Task prompt:
Copy the lines of the material below, starting at the line that contains "colorbar-swatch xyxy=(1344,1482,1403,1507)" and ending at the line that contains "colorbar-swatch xyxy=(1335,1052,1394,1077)". Include both of those lines.

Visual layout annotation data
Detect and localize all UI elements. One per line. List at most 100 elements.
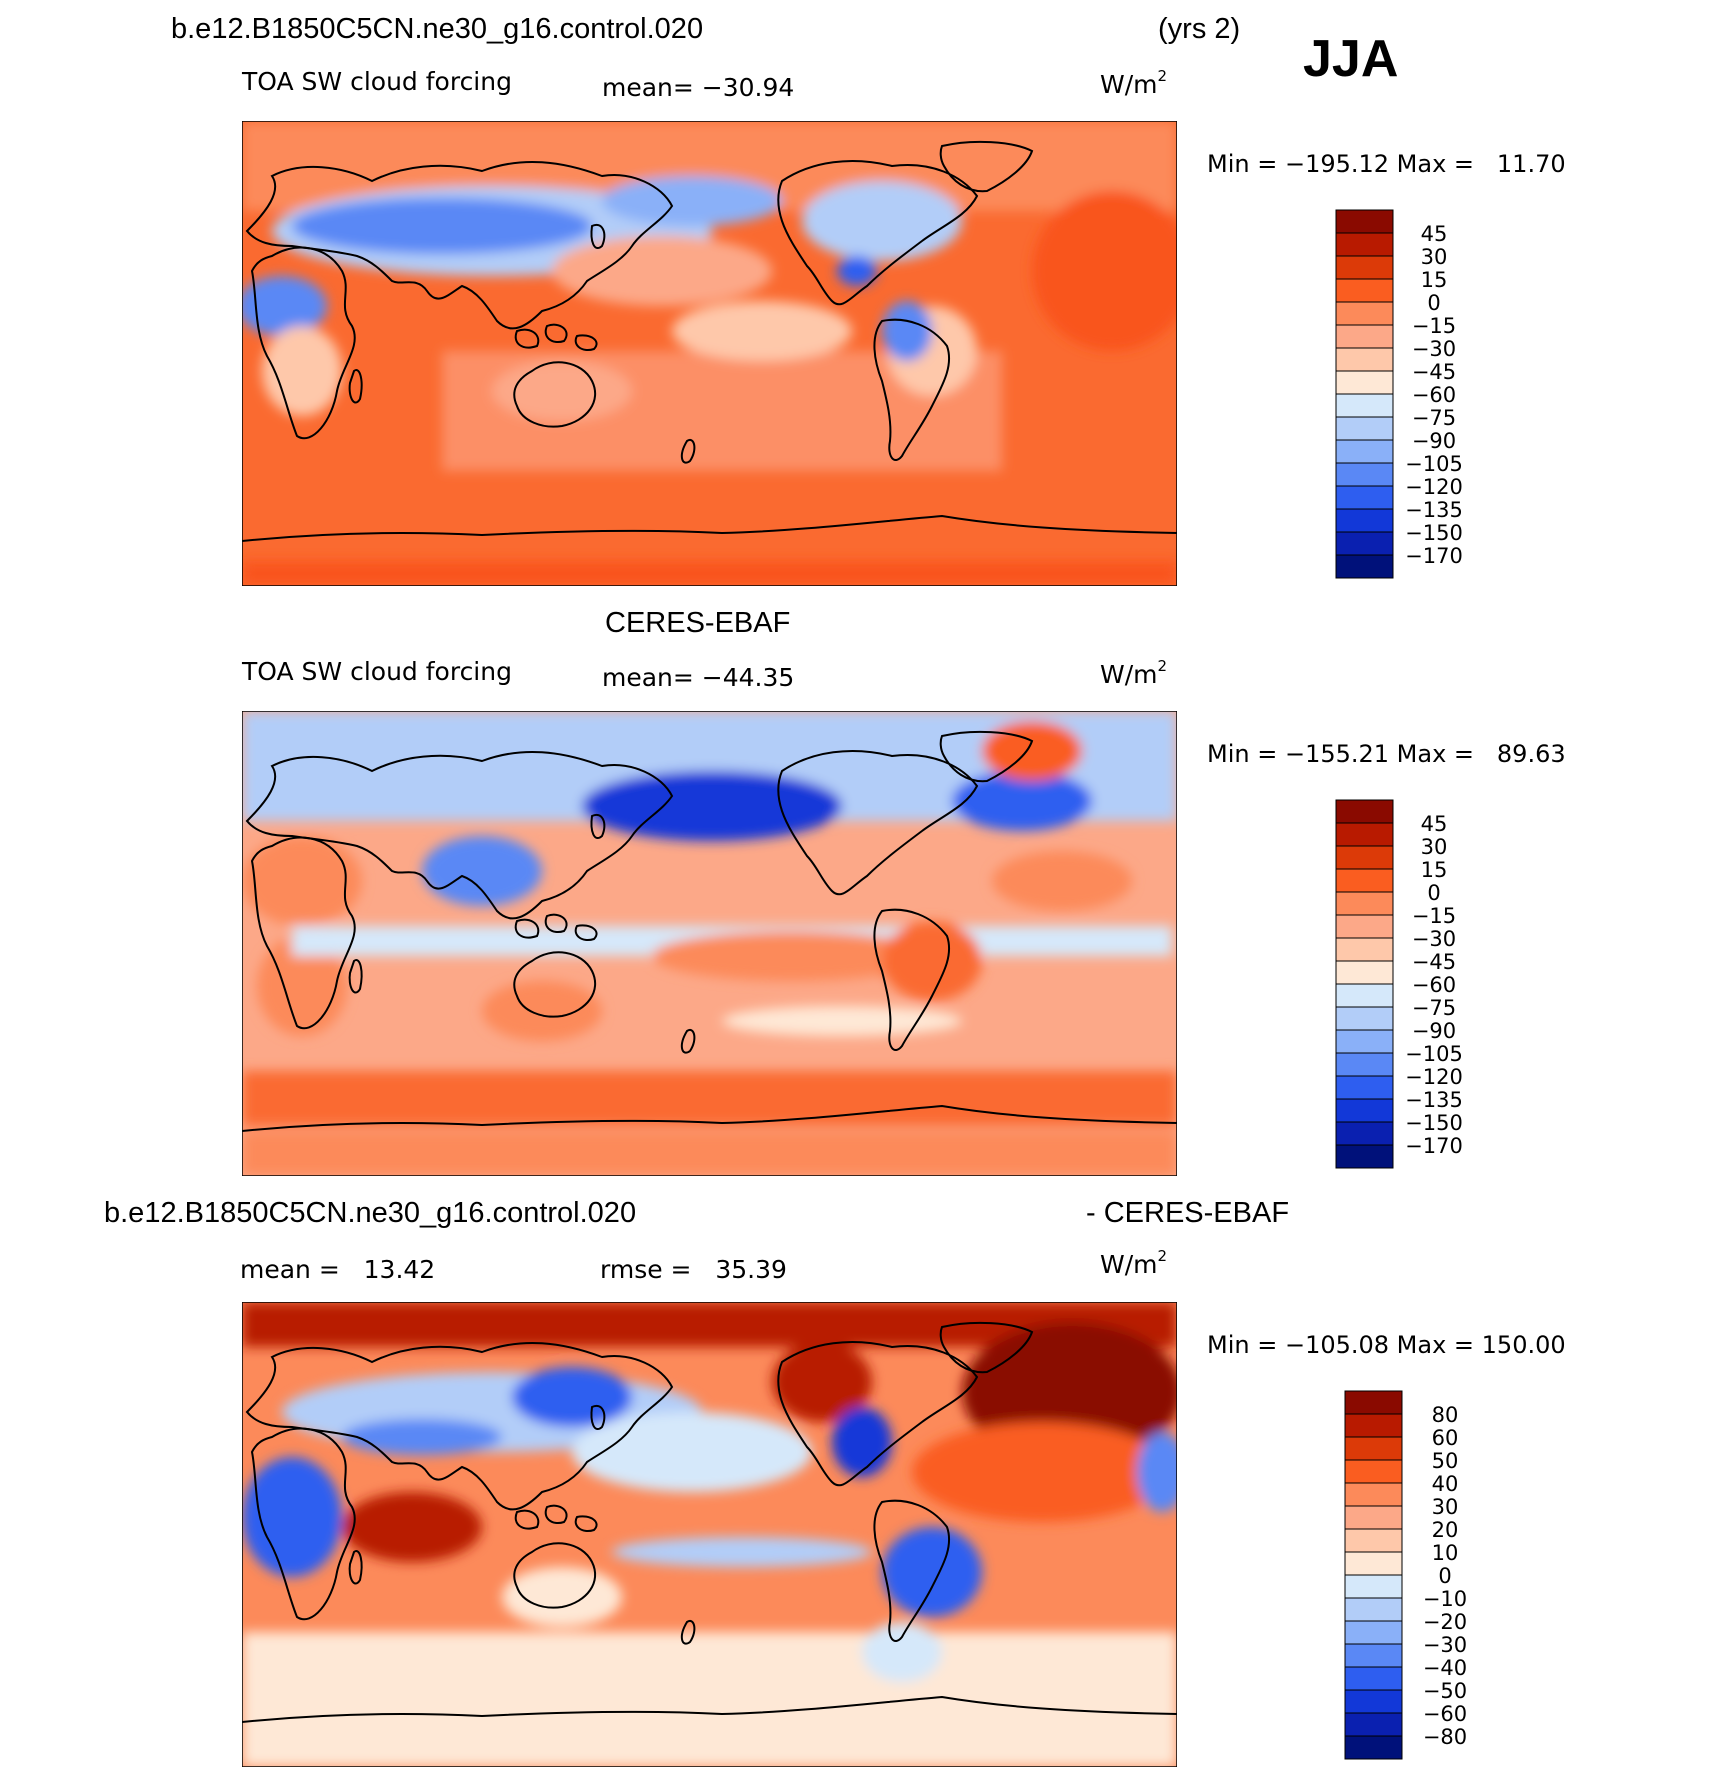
colorbar-swatch xyxy=(1344,1482,1403,1507)
colorbar-label: −90 xyxy=(1412,429,1456,453)
colorbar-swatch xyxy=(1344,1413,1403,1438)
colorbar-swatch xyxy=(1344,1390,1403,1415)
panel-model: TOA SW cloud forcing mean= −30.94 W/m2 xyxy=(241,67,1566,586)
colorbar-label: −30 xyxy=(1423,1633,1467,1657)
panel-rmse: rmse = 35.39 xyxy=(600,1255,787,1284)
map-plot xyxy=(242,711,1177,1176)
colorbar-swatch xyxy=(1344,1574,1403,1599)
colorbar-swatch xyxy=(1335,983,1394,1008)
colorbar-label: 50 xyxy=(1432,1449,1459,1473)
colorbar-swatch xyxy=(1335,370,1394,395)
colorbar-label: −75 xyxy=(1412,996,1456,1020)
panel-title-left: b.e12.B1850C5CN.ne30_g16.control.020 xyxy=(104,1197,636,1229)
colorbar-swatch xyxy=(1335,1144,1394,1169)
panel-variable: TOA SW cloud forcing xyxy=(241,657,512,686)
colorbar-label: −60 xyxy=(1412,973,1456,997)
colorbar-label: 30 xyxy=(1432,1495,1459,1519)
colorbar-label: 45 xyxy=(1421,222,1448,246)
colorbar-label: −75 xyxy=(1412,406,1456,430)
colorbar-label: 0 xyxy=(1438,1564,1451,1588)
colorbar-label: −15 xyxy=(1412,314,1456,338)
colorbar-swatch xyxy=(1335,209,1394,234)
map-plot xyxy=(242,121,1177,586)
colorbar-swatch xyxy=(1335,822,1394,847)
colorbar-label: −135 xyxy=(1405,498,1463,522)
colorbar-swatch xyxy=(1335,301,1394,326)
colorbar-label: −45 xyxy=(1412,950,1456,974)
colorbar-swatch xyxy=(1335,1029,1394,1054)
colorbar-label: −105 xyxy=(1405,1042,1463,1066)
colorbar-swatch xyxy=(1335,1052,1394,1077)
colorbar-swatch xyxy=(1335,960,1394,985)
colorbar-swatch xyxy=(1335,868,1394,893)
colorbar-swatch xyxy=(1344,1551,1403,1576)
panel-minmax: Min = −155.21 Max = 89.63 xyxy=(1207,740,1566,768)
colorbar-label: 40 xyxy=(1432,1472,1459,1496)
colorbar-label: −90 xyxy=(1412,1019,1456,1043)
colorbar-swatch xyxy=(1335,1075,1394,1100)
colorbar-label: 20 xyxy=(1432,1518,1459,1542)
colorbar-swatch xyxy=(1344,1712,1403,1737)
season-label: JJA xyxy=(1303,30,1398,88)
panel-mean: mean = 13.42 xyxy=(240,1255,435,1284)
colorbar-swatch xyxy=(1335,324,1394,349)
colorbar-swatch xyxy=(1335,255,1394,280)
panel-title: CERES-EBAF xyxy=(605,607,790,639)
colorbar-label: 0 xyxy=(1427,881,1440,905)
colorbar-swatch xyxy=(1335,347,1394,372)
colorbar-swatch xyxy=(1335,393,1394,418)
colorbar-label: −20 xyxy=(1423,1610,1467,1634)
colorbar-swatch xyxy=(1335,416,1394,441)
colorbar-swatch xyxy=(1344,1459,1403,1484)
colorbar-label: −135 xyxy=(1405,1088,1463,1112)
panel-minmax: Min = −105.08 Max = 150.00 xyxy=(1207,1331,1566,1359)
colorbar-swatch xyxy=(1335,1006,1394,1031)
colorbar-swatch xyxy=(1335,485,1394,510)
colorbar-label: −10 xyxy=(1423,1587,1467,1611)
colorbar-label: 15 xyxy=(1421,858,1448,882)
panel-title-right: - CERES-EBAF xyxy=(1086,1197,1289,1229)
colorbar-label: 0 xyxy=(1427,291,1440,315)
colorbar-swatch xyxy=(1335,845,1394,870)
colorbar-label: −150 xyxy=(1405,1111,1463,1135)
colorbar-swatch xyxy=(1344,1735,1403,1760)
colorbar-label: −50 xyxy=(1423,1679,1467,1703)
colorbar-label: 80 xyxy=(1432,1403,1459,1427)
panel-units: W/m2 xyxy=(1100,1247,1167,1279)
colorbar-label: 30 xyxy=(1421,835,1448,859)
map-plot xyxy=(242,1302,1177,1767)
colorbar-swatch xyxy=(1335,937,1394,962)
colorbar-label: −60 xyxy=(1423,1702,1467,1726)
colorbar-swatch xyxy=(1335,232,1394,257)
panel-diff: b.e12.B1850C5CN.ne30_g16.control.020 - C… xyxy=(104,1197,1566,1767)
panel-units: W/m2 xyxy=(1100,67,1167,99)
colorbar-swatch xyxy=(1335,799,1394,824)
colorbar-label: −120 xyxy=(1405,1065,1463,1089)
panel-units: W/m2 xyxy=(1100,657,1167,689)
colorbar: 4530150−15−30−45−60−75−90−105−120−135−15… xyxy=(1335,799,1463,1169)
colorbar-label: 30 xyxy=(1421,245,1448,269)
colorbar-swatch xyxy=(1344,1643,1403,1668)
panel-mean: mean= −30.94 xyxy=(602,73,794,102)
colorbar-swatch xyxy=(1335,531,1394,556)
colorbar-label: −150 xyxy=(1405,521,1463,545)
colorbar-swatch xyxy=(1335,439,1394,464)
colorbar-swatch xyxy=(1335,508,1394,533)
panel-mean: mean= −44.35 xyxy=(602,663,794,692)
years-label: (yrs 2) xyxy=(1158,13,1240,45)
colorbar-label: 10 xyxy=(1432,1541,1459,1565)
colorbar-swatch xyxy=(1335,462,1394,487)
colorbar-label: −60 xyxy=(1412,383,1456,407)
case-title: b.e12.B1850C5CN.ne30_g16.control.020 xyxy=(171,13,703,45)
colorbar-label: −170 xyxy=(1405,544,1463,568)
colorbar-swatch xyxy=(1344,1620,1403,1645)
panel-obs: CERES-EBAF TOA SW cloud forcing mean= −4… xyxy=(241,607,1566,1176)
colorbar-label: −30 xyxy=(1412,337,1456,361)
colorbar-swatch xyxy=(1335,891,1394,916)
colorbar-label: 15 xyxy=(1421,268,1448,292)
colorbar: 4530150−15−30−45−60−75−90−105−120−135−15… xyxy=(1335,209,1463,579)
colorbar-swatch xyxy=(1344,1689,1403,1714)
colorbar-label: −170 xyxy=(1405,1134,1463,1158)
colorbar-swatch xyxy=(1335,1121,1394,1146)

Result below:
colorbar-swatch xyxy=(1344,1482,1403,1507)
colorbar-label: −90 xyxy=(1412,429,1456,453)
colorbar-swatch xyxy=(1344,1413,1403,1438)
colorbar-swatch xyxy=(1344,1390,1403,1415)
panel-model: TOA SW cloud forcing mean= −30.94 W/m2 xyxy=(241,67,1566,586)
colorbar-label: −30 xyxy=(1423,1633,1467,1657)
panel-rmse: rmse = 35.39 xyxy=(600,1255,787,1284)
map-plot xyxy=(242,711,1177,1176)
colorbar-swatch xyxy=(1344,1574,1403,1599)
colorbar-swatch xyxy=(1335,983,1394,1008)
colorbar-label: 50 xyxy=(1432,1449,1459,1473)
colorbar-swatch xyxy=(1335,370,1394,395)
colorbar-label: −75 xyxy=(1412,996,1456,1020)
panel-title-left: b.e12.B1850C5CN.ne30_g16.control.020 xyxy=(104,1197,636,1229)
colorbar-swatch xyxy=(1335,1144,1394,1169)
panel-variable: TOA SW cloud forcing xyxy=(241,657,512,686)
colorbar-label: −60 xyxy=(1412,973,1456,997)
colorbar-label: 30 xyxy=(1432,1495,1459,1519)
colorbar-label: 45 xyxy=(1421,222,1448,246)
colorbar-label: −75 xyxy=(1412,406,1456,430)
colorbar-label: 0 xyxy=(1438,1564,1451,1588)
colorbar-label: −15 xyxy=(1412,314,1456,338)
colorbar-swatch xyxy=(1335,209,1394,234)
map-plot xyxy=(242,121,1177,586)
colorbar-swatch xyxy=(1335,822,1394,847)
colorbar-label: −135 xyxy=(1405,498,1463,522)
colorbar-swatch xyxy=(1335,301,1394,326)
colorbar-label: −45 xyxy=(1412,950,1456,974)
colorbar-swatch xyxy=(1335,1029,1394,1054)
colorbar-label: −105 xyxy=(1405,1042,1463,1066)
colorbar-swatch xyxy=(1335,1052,1394,1077)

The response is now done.